"""

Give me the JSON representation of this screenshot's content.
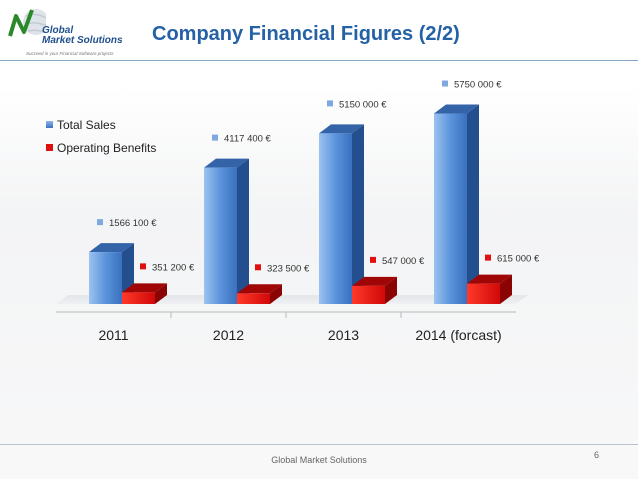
{
  "slide": {
    "title": "Company Financial Figures (2/2)",
    "footer": "Global Market Solutions",
    "page_number": "6"
  },
  "logo": {
    "line1": "Global",
    "line2": "Market Solutions",
    "tagline": "Succeed in your Financial Software projects"
  },
  "colors": {
    "total_sales": "#4a84d2",
    "operating_benefits": "#e01010",
    "title": "#2461a6"
  },
  "chart_data": {
    "type": "bar",
    "title": "",
    "xlabel": "",
    "ylabel": "",
    "categories": [
      "2011",
      "2012",
      "2013",
      "2014 (forcast)"
    ],
    "series": [
      {
        "name": "Total Sales",
        "values": [
          1566100,
          4117400,
          5150000,
          5750000
        ],
        "labels": [
          "1566 100 €",
          "4117 400 €",
          "5150 000 €",
          "5750 000 €"
        ]
      },
      {
        "name": "Operating Benefits",
        "values": [
          351200,
          323500,
          547000,
          615000
        ],
        "labels": [
          "351 200 €",
          "323 500 €",
          "547 000 €",
          "615 000 €"
        ]
      }
    ],
    "ylim": [
      0,
      6400000
    ],
    "grid": false,
    "legend": "top-left",
    "style": "3d-clustered"
  }
}
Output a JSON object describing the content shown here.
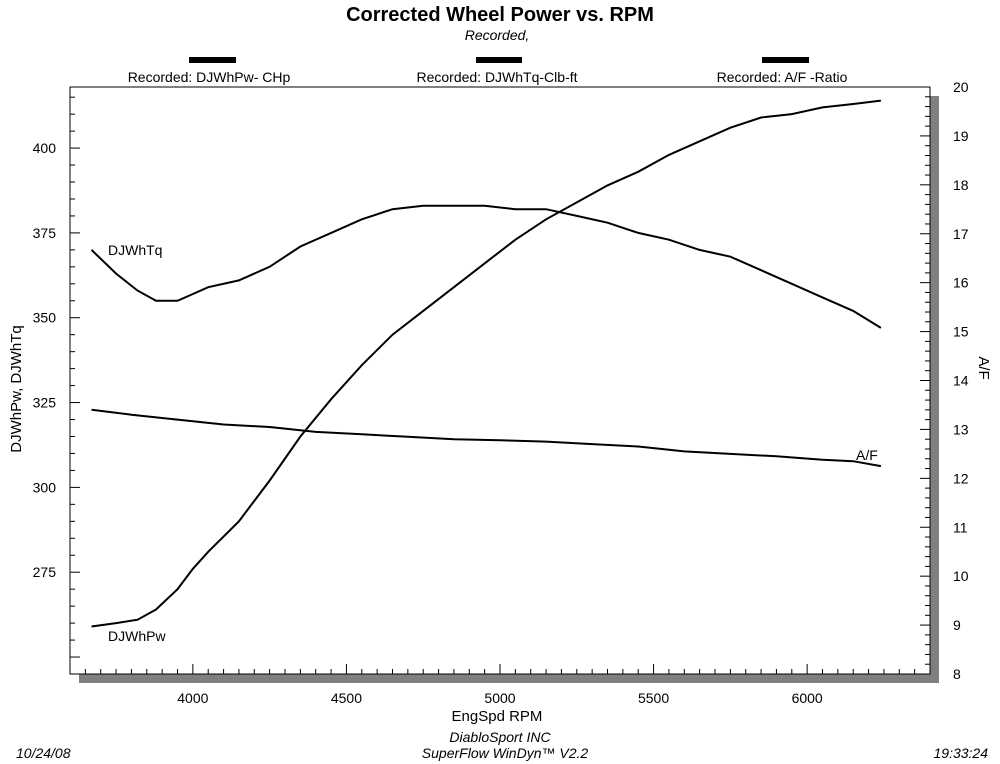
{
  "chart_data": {
    "type": "line",
    "title": "Corrected Wheel Power vs. RPM",
    "subtitle": "Recorded,",
    "xlabel": "EngSpd  RPM",
    "ylabel_left": "DJWhPw, DJWhTq",
    "ylabel_right": "A/F",
    "xlim": [
      3600,
      6400
    ],
    "ylim_left": [
      245,
      418
    ],
    "ylim_right": [
      8,
      20
    ],
    "x_ticks": [
      "4000",
      "4500",
      "5000",
      "5500",
      "6000"
    ],
    "y_left_ticks": [
      "275",
      "300",
      "325",
      "350",
      "375",
      "400"
    ],
    "y_right_ticks": [
      "8",
      "9",
      "10",
      "11",
      "12",
      "13",
      "14",
      "15",
      "16",
      "17",
      "18",
      "19",
      "20"
    ],
    "grid": false,
    "legend_position": "top",
    "legend": [
      {
        "label": "Recorded: DJWhPw- CHp"
      },
      {
        "label": "Recorded: DJWhTq-Clb-ft"
      },
      {
        "label": "Recorded:  A/F  -Ratio"
      }
    ],
    "series": [
      {
        "name": "DJWhPw",
        "axis": "left",
        "x": [
          3670,
          3750,
          3820,
          3880,
          3950,
          4000,
          4050,
          4150,
          4250,
          4350,
          4450,
          4550,
          4650,
          4750,
          4850,
          4950,
          5050,
          5150,
          5250,
          5350,
          5450,
          5550,
          5650,
          5750,
          5850,
          5950,
          6050,
          6150,
          6240
        ],
        "values": [
          259,
          260,
          261,
          264,
          270,
          276,
          281,
          290,
          302,
          315,
          326,
          336,
          345,
          352,
          359,
          366,
          373,
          379,
          384,
          389,
          393,
          398,
          402,
          406,
          409,
          410,
          412,
          413,
          414
        ]
      },
      {
        "name": "DJWhTq",
        "axis": "left",
        "x": [
          3670,
          3750,
          3820,
          3880,
          3950,
          4000,
          4050,
          4150,
          4250,
          4350,
          4450,
          4550,
          4650,
          4750,
          4850,
          4950,
          5050,
          5150,
          5250,
          5350,
          5450,
          5550,
          5650,
          5750,
          5850,
          5950,
          6050,
          6150,
          6240
        ],
        "values": [
          370,
          363,
          358,
          355,
          355,
          357,
          359,
          361,
          365,
          371,
          375,
          379,
          382,
          383,
          383,
          383,
          382,
          382,
          380,
          378,
          375,
          373,
          370,
          368,
          364,
          360,
          356,
          352,
          347
        ]
      },
      {
        "name": "A/F",
        "axis": "right",
        "x": [
          3670,
          3800,
          3950,
          4100,
          4250,
          4400,
          4550,
          4700,
          4850,
          5000,
          5150,
          5300,
          5450,
          5600,
          5750,
          5900,
          6050,
          6150,
          6240
        ],
        "values": [
          13.4,
          13.3,
          13.2,
          13.1,
          13.05,
          12.95,
          12.9,
          12.85,
          12.8,
          12.78,
          12.75,
          12.7,
          12.65,
          12.55,
          12.5,
          12.45,
          12.38,
          12.35,
          12.25
        ]
      }
    ],
    "series_labels": [
      {
        "text": "DJWhTq",
        "series": "DJWhTq"
      },
      {
        "text": "DJWhPw",
        "series": "DJWhPw"
      },
      {
        "text": "A/F",
        "series": "A/F"
      }
    ]
  },
  "footer": {
    "date": "10/24/08",
    "company": "DiabloSport INC",
    "software": "SuperFlow WinDyn™ V2.2",
    "time": "19:33:24"
  },
  "colors": {
    "line": "#000000",
    "shadow": "#7f7f7f",
    "background": "#ffffff"
  }
}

"""

GOAL: Your task is to repeat the data above exactly while excluding the pictures.

FINISHED EXERCISE:
Give me the JSON representation of this screenshot's content.
{
  "slide": {
    "title": "Company Financial Figures (2/2)",
    "footer": "Global Market Solutions",
    "page_number": "6"
  },
  "logo": {
    "line1": "Global",
    "line2": "Market Solutions",
    "tagline": "Succeed in your Financial Software projects"
  },
  "colors": {
    "total_sales": "#4a84d2",
    "operating_benefits": "#e01010",
    "title": "#2461a6"
  },
  "chart_data": {
    "type": "bar",
    "title": "",
    "xlabel": "",
    "ylabel": "",
    "categories": [
      "2011",
      "2012",
      "2013",
      "2014 (forcast)"
    ],
    "series": [
      {
        "name": "Total Sales",
        "values": [
          1566100,
          4117400,
          5150000,
          5750000
        ],
        "labels": [
          "1566 100 €",
          "4117 400 €",
          "5150 000 €",
          "5750 000 €"
        ]
      },
      {
        "name": "Operating Benefits",
        "values": [
          351200,
          323500,
          547000,
          615000
        ],
        "labels": [
          "351 200 €",
          "323 500 €",
          "547 000 €",
          "615 000 €"
        ]
      }
    ],
    "ylim": [
      0,
      6400000
    ],
    "grid": false,
    "legend": "top-left",
    "style": "3d-clustered"
  }
}
Output a JSON object describing the content shown here.
{
  "chart_data": {
    "type": "line",
    "title": "Corrected Wheel Power vs. RPM",
    "subtitle": "Recorded,",
    "xlabel": "EngSpd  RPM",
    "ylabel_left": "DJWhPw, DJWhTq",
    "ylabel_right": "A/F",
    "xlim": [
      3600,
      6400
    ],
    "ylim_left": [
      245,
      418
    ],
    "ylim_right": [
      8,
      20
    ],
    "x_ticks": [
      "4000",
      "4500",
      "5000",
      "5500",
      "6000"
    ],
    "y_left_ticks": [
      "275",
      "300",
      "325",
      "350",
      "375",
      "400"
    ],
    "y_right_ticks": [
      "8",
      "9",
      "10",
      "11",
      "12",
      "13",
      "14",
      "15",
      "16",
      "17",
      "18",
      "19",
      "20"
    ],
    "grid": false,
    "legend_position": "top",
    "legend": [
      {
        "label": "Recorded: DJWhPw- CHp"
      },
      {
        "label": "Recorded: DJWhTq-Clb-ft"
      },
      {
        "label": "Recorded:  A/F  -Ratio"
      }
    ],
    "series": [
      {
        "name": "DJWhPw",
        "axis": "left",
        "x": [
          3670,
          3750,
          3820,
          3880,
          3950,
          4000,
          4050,
          4150,
          4250,
          4350,
          4450,
          4550,
          4650,
          4750,
          4850,
          4950,
          5050,
          5150,
          5250,
          5350,
          5450,
          5550,
          5650,
          5750,
          5850,
          5950,
          6050,
          6150,
          6240
        ],
        "values": [
          259,
          260,
          261,
          264,
          270,
          276,
          281,
          290,
          302,
          315,
          326,
          336,
          345,
          352,
          359,
          366,
          373,
          379,
          384,
          389,
          393,
          398,
          402,
          406,
          409,
          410,
          412,
          413,
          414
        ]
      },
      {
        "name": "DJWhTq",
        "axis": "left",
        "x": [
          3670,
          3750,
          3820,
          3880,
          3950,
          4000,
          4050,
          4150,
          4250,
          4350,
          4450,
          4550,
          4650,
          4750,
          4850,
          4950,
          5050,
          5150,
          5250,
          5350,
          5450,
          5550,
          5650,
          5750,
          5850,
          5950,
          6050,
          6150,
          6240
        ],
        "values": [
          370,
          363,
          358,
          355,
          355,
          357,
          359,
          361,
          365,
          371,
          375,
          379,
          382,
          383,
          383,
          383,
          382,
          382,
          380,
          378,
          375,
          373,
          370,
          368,
          364,
          360,
          356,
          352,
          347
        ]
      },
      {
        "name": "A/F",
        "axis": "right",
        "x": [
          3670,
          3800,
          3950,
          4100,
          4250,
          4400,
          4550,
          4700,
          4850,
          5000,
          5150,
          5300,
          5450,
          5600,
          5750,
          5900,
          6050,
          6150,
          6240
        ],
        "values": [
          13.4,
          13.3,
          13.2,
          13.1,
          13.05,
          12.95,
          12.9,
          12.85,
          12.8,
          12.78,
          12.75,
          12.7,
          12.65,
          12.55,
          12.5,
          12.45,
          12.38,
          12.35,
          12.25
        ]
      }
    ],
    "series_labels": [
      {
        "text": "DJWhTq",
        "series": "DJWhTq"
      },
      {
        "text": "DJWhPw",
        "series": "DJWhPw"
      },
      {
        "text": "A/F",
        "series": "A/F"
      }
    ]
  },
  "footer": {
    "date": "10/24/08",
    "company": "DiabloSport INC",
    "software": "SuperFlow WinDyn™ V2.2",
    "time": "19:33:24"
  },
  "colors": {
    "line": "#000000",
    "shadow": "#7f7f7f",
    "background": "#ffffff"
  }
}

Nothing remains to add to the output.